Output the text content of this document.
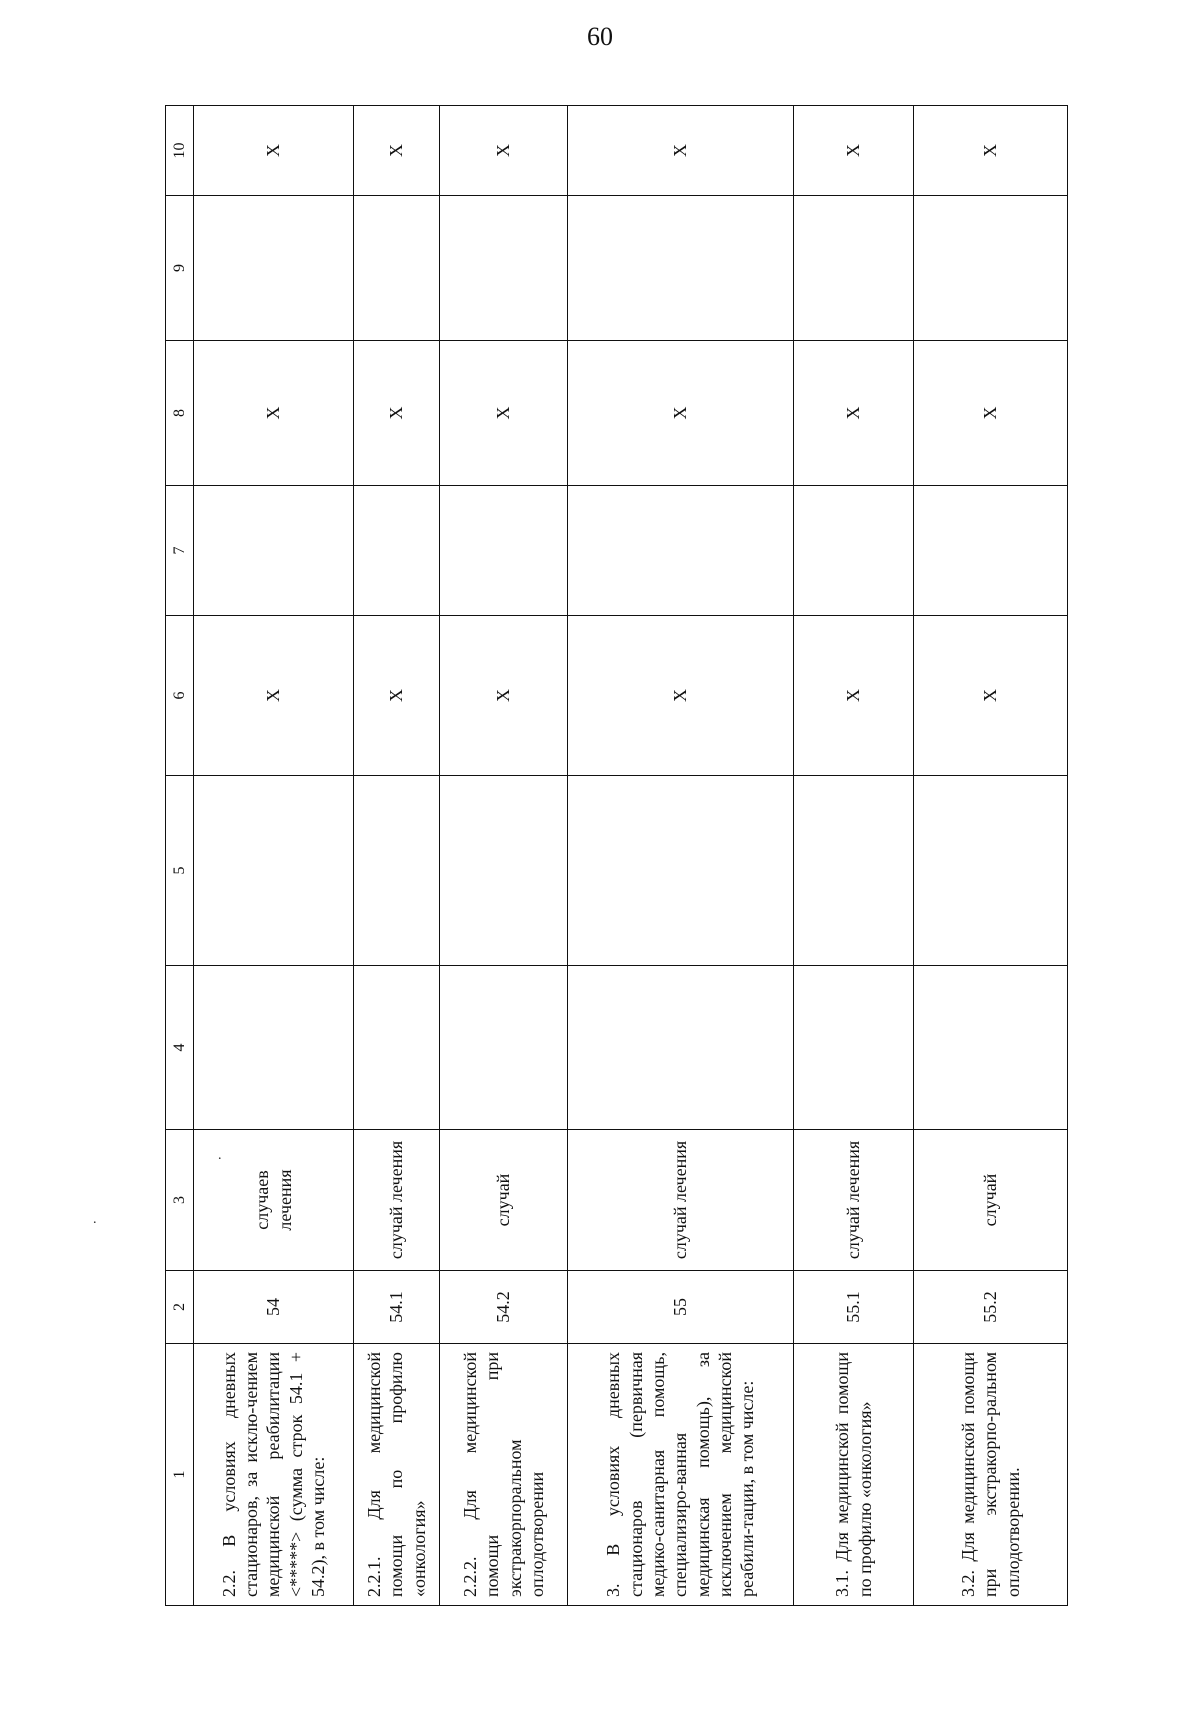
60
.
.
1	2	3	4	5	6	7	8	9	10
2.2. В условиях дневных стационаров, за исклю-чением медицинской реабилитации <*****> (сумма строк 54.1 + 54.2), в том числе:	54	случаев лечения			X		X		X
2.2.1. Для медицинской помощи по профилю «онкология»	54.1	случай лечения			X		X		X
2.2.2. Для медицинской помощи при экстракорпоральном оплодотворении	54.2	случай			X		X		X
3. В условиях дневных стационаров (первичная медико-санитарная помощь, специализиро-ванная медицинская помощь), за исключением медицинской реабили-тации, в том числе:	55	случай лечения			X		X		X
3.1. Для медицинской помощи по профилю «онкология»	55.1	случай лечения			X		X		X
3.2. Для медицинской помощи при экстракорпо-ральном оплодотворении.	55.2	случай			X		X		X
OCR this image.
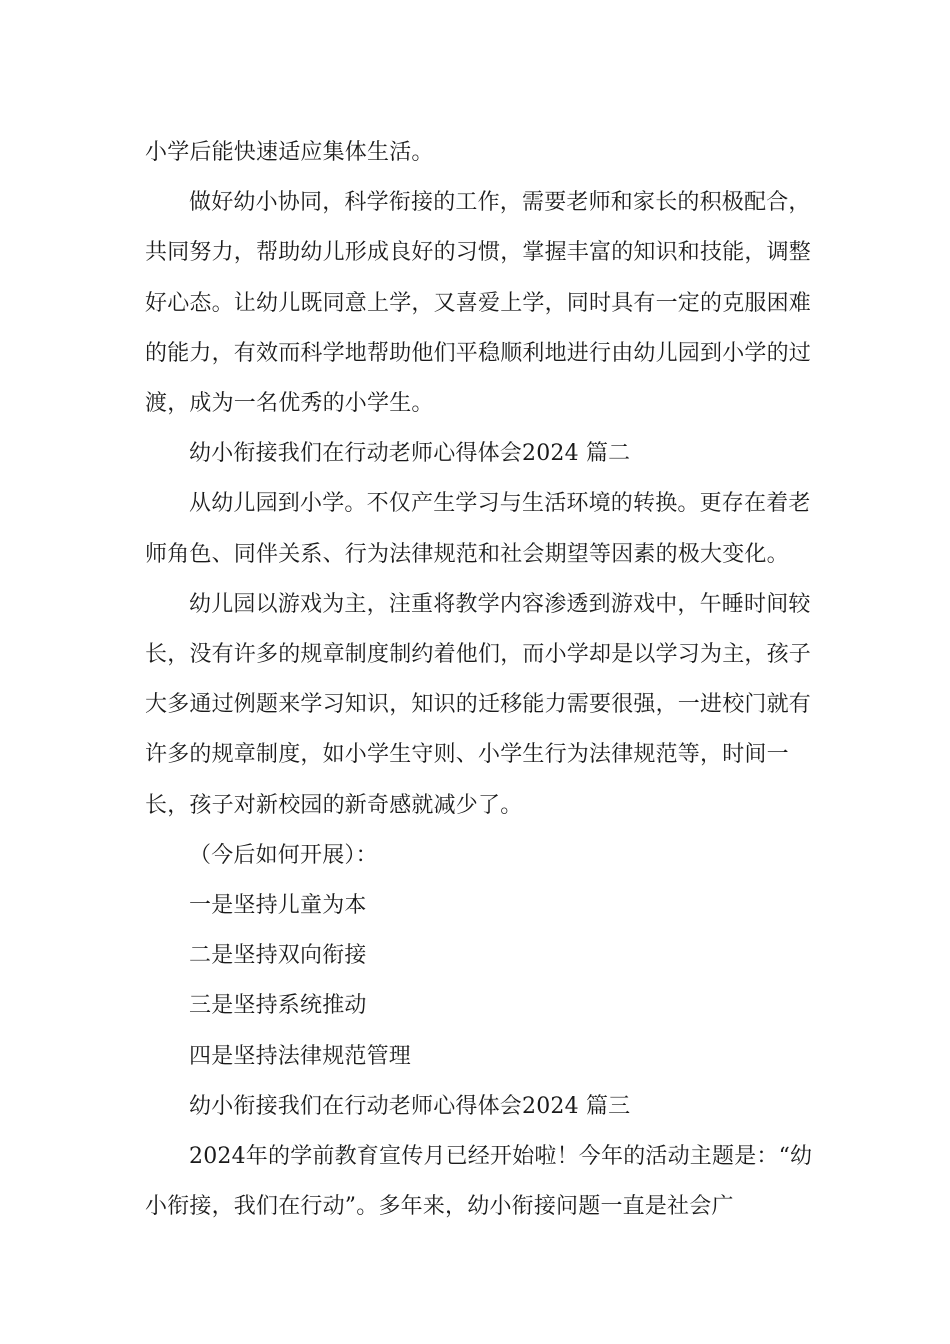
小学后能快速适应集体生活。

做好幼小协同，科学衔接的工作，需要老师和家长的积极配合，共同努力，帮助幼儿形成良好的习惯，掌握丰富的知识和技能，调整好心态。让幼儿既同意上学，又喜爱上学，同时具有一定的克服困难的能力，有效而科学地帮助他们平稳顺利地进行由幼儿园到小学的过渡，成为一名优秀的小学生。

幼小衔接我们在行动老师心得体会2024 篇二

从幼儿园到小学。不仅产生学习与生活环境的转换。更存在着老师角色、同伴关系、行为法律规范和社会期望等因素的极大变化。

幼儿园以游戏为主，注重将教学内容渗透到游戏中，午睡时间较长，没有许多的规章制度制约着他们，而小学却是以学习为主，孩子大多通过例题来学习知识，知识的迁移能力需要很强，一进校门就有许多的规章制度，如小学生守则、小学生行为法律规范等，时间一长，孩子对新校园的新奇感就减少了。

（今后如何开展）：

一是坚持儿童为本

二是坚持双向衔接

三是坚持系统推动

四是坚持法律规范管理

幼小衔接我们在行动老师心得体会2024 篇三

2024年的学前教育宣传月已经开始啦！今年的活动主题是：“幼小衔接，我们在行动”。多年来，幼小衔接问题一直是社会广
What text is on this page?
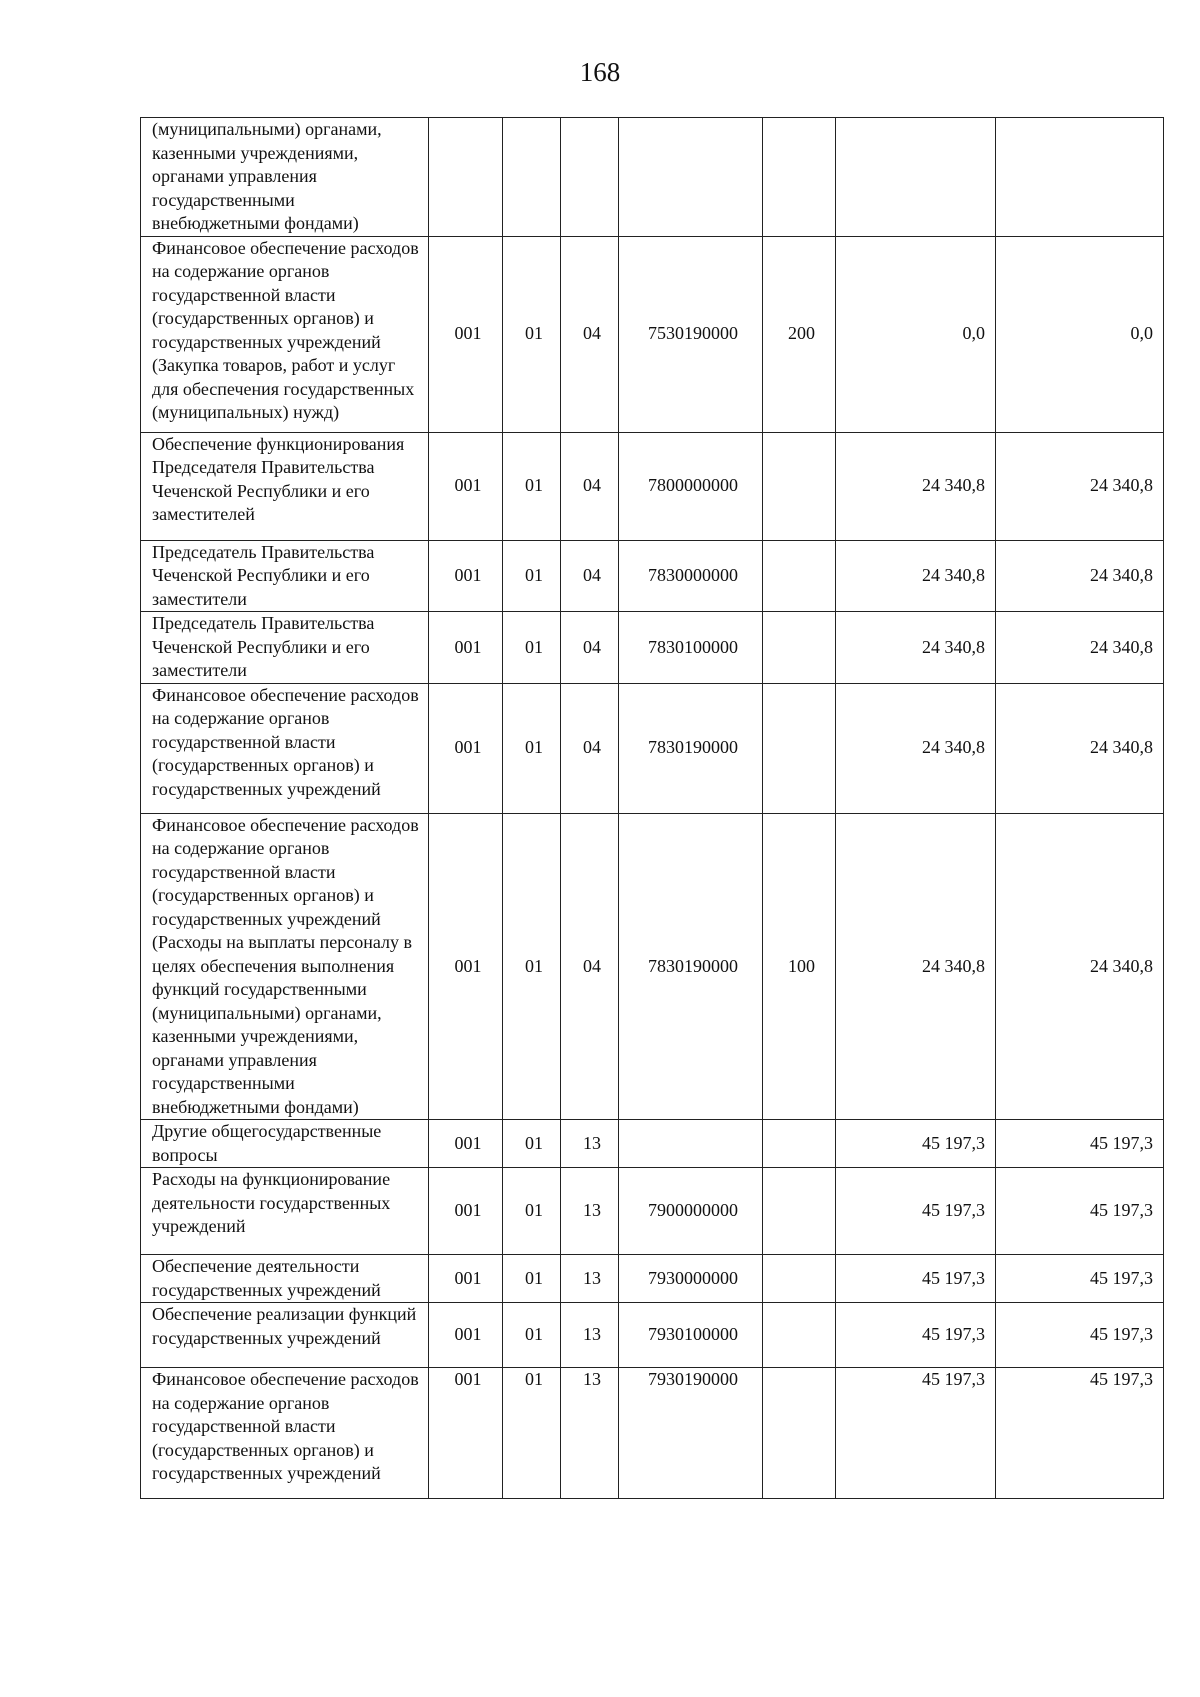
168
(муниципальными) органами, казенными учреждениями, органами управления государственными внебюджетными фондами)							
Финансовое обеспечение расходов на содержание органов государственной власти (государственных органов) и государственных учреждений (Закупка товаров, работ и услуг для обеспечения государственных (муниципальных) нужд)	001	01	04	7530190000	200	0,0	0,0
Обеспечение функционирования Председателя Правительства Чеченской Республики и его заместителей	001	01	04	7800000000		24 340,8	24 340,8
Председатель Правительства Чеченской Республики и его заместители	001	01	04	7830000000		24 340,8	24 340,8
Председатель Правительства Чеченской Республики и его заместители	001	01	04	7830100000		24 340,8	24 340,8
Финансовое обеспечение расходов на содержание органов государственной власти (государственных органов) и государственных учреждений	001	01	04	7830190000		24 340,8	24 340,8
Финансовое обеспечение расходов на содержание органов государственной власти (государственных органов) и государственных учреждений (Расходы на выплаты персоналу в целях обеспечения выполнения функций государственными (муниципальными) органами, казенными учреждениями, органами управления государственными внебюджетными фондами)	001	01	04	7830190000	100	24 340,8	24 340,8
Другие общегосударственные вопросы	001	01	13			45 197,3	45 197,3
Расходы на функционирование деятельности государственных учреждений	001	01	13	7900000000		45 197,3	45 197,3
Обеспечение деятельности государственных учреждений	001	01	13	7930000000		45 197,3	45 197,3
Обеспечение реализации функций государственных учреждений	001	01	13	7930100000		45 197,3	45 197,3
Финансовое обеспечение расходов на содержание органов государственной власти (государственных органов) и государственных учреждений	001	01	13	7930190000		45 197,3	45 197,3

# # # #

- [Exercise]: Filter the records down to the lines that contain the string "заместители", and copy those lines.

- [The reply]:
Председатель Правительства Чеченской Республики и его заместители	001	01	04	7830000000		24 340,8	24 340,8
Председатель Правительства Чеченской Республики и его заместители	001	01	04	7830100000		24 340,8	24 340,8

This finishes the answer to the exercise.